*Required task*. Find and copy lines holding "color".

══ Data for this exercise

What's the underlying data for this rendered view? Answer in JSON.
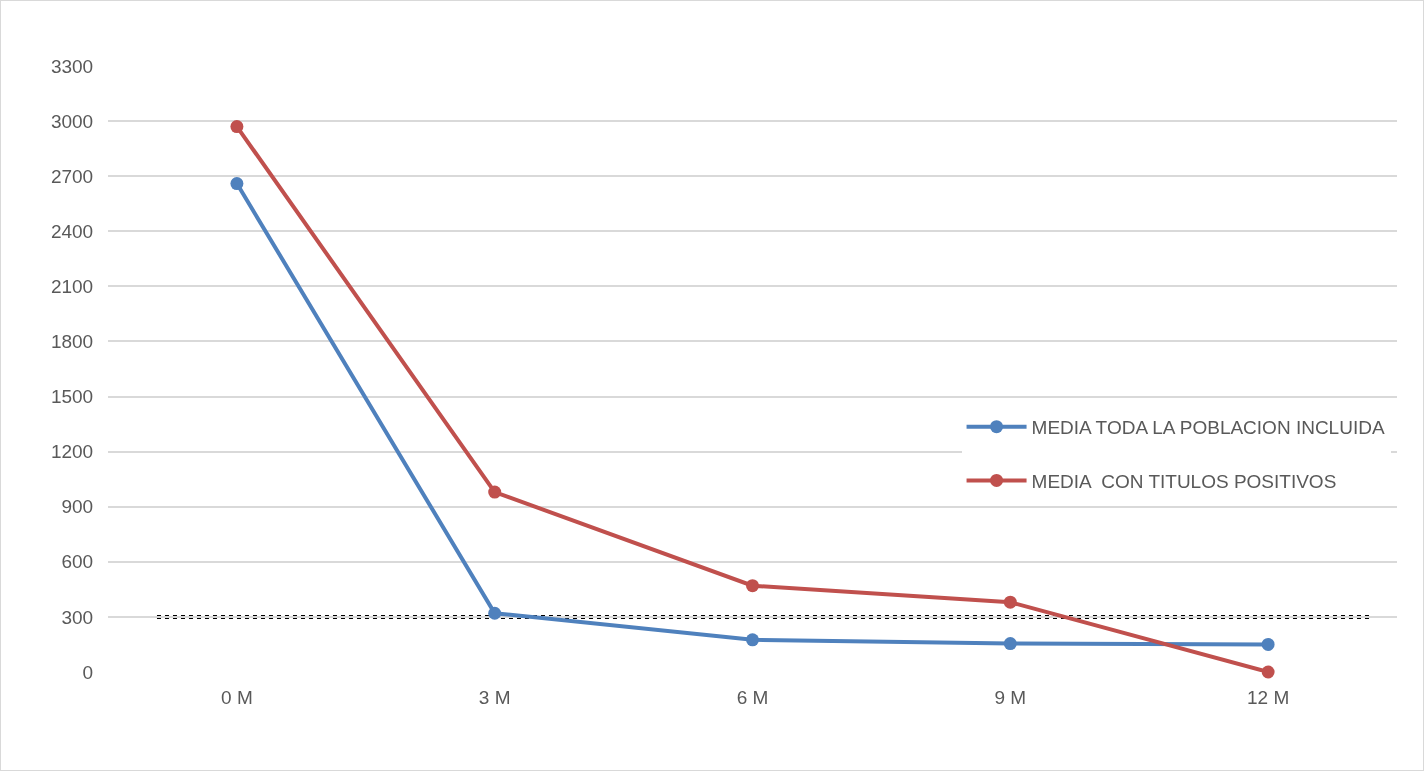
{
  "chart_data": {
    "type": "line",
    "categories": [
      "0 M",
      "3 M",
      "6 M",
      "9 M",
      "12 M"
    ],
    "series": [
      {
        "name": "MEDIA TODA LA POBLACION INCLUIDA",
        "color": "#4f81bd",
        "values": [
          2660,
          320,
          175,
          155,
          150
        ]
      },
      {
        "name": "MEDIA  CON TITULOS POSITIVOS",
        "color": "#c0504d",
        "values": [
          2970,
          980,
          470,
          380,
          0
        ]
      }
    ],
    "ylim": [
      0,
      3300
    ],
    "yticks": [
      0,
      300,
      600,
      900,
      1200,
      1500,
      1800,
      2100,
      2400,
      2700,
      3000,
      3300
    ],
    "ref_lines": [
      {
        "axis": "y",
        "value": 300,
        "color": "#000000",
        "line_style": "dotted"
      }
    ],
    "grid": "y",
    "legend": "right",
    "marker": "circle",
    "line_style": "solid"
  }
}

════

*Expected output*.
        "color": "#4f81bd",
        "color": "#c0504d",
        "color": "#000000",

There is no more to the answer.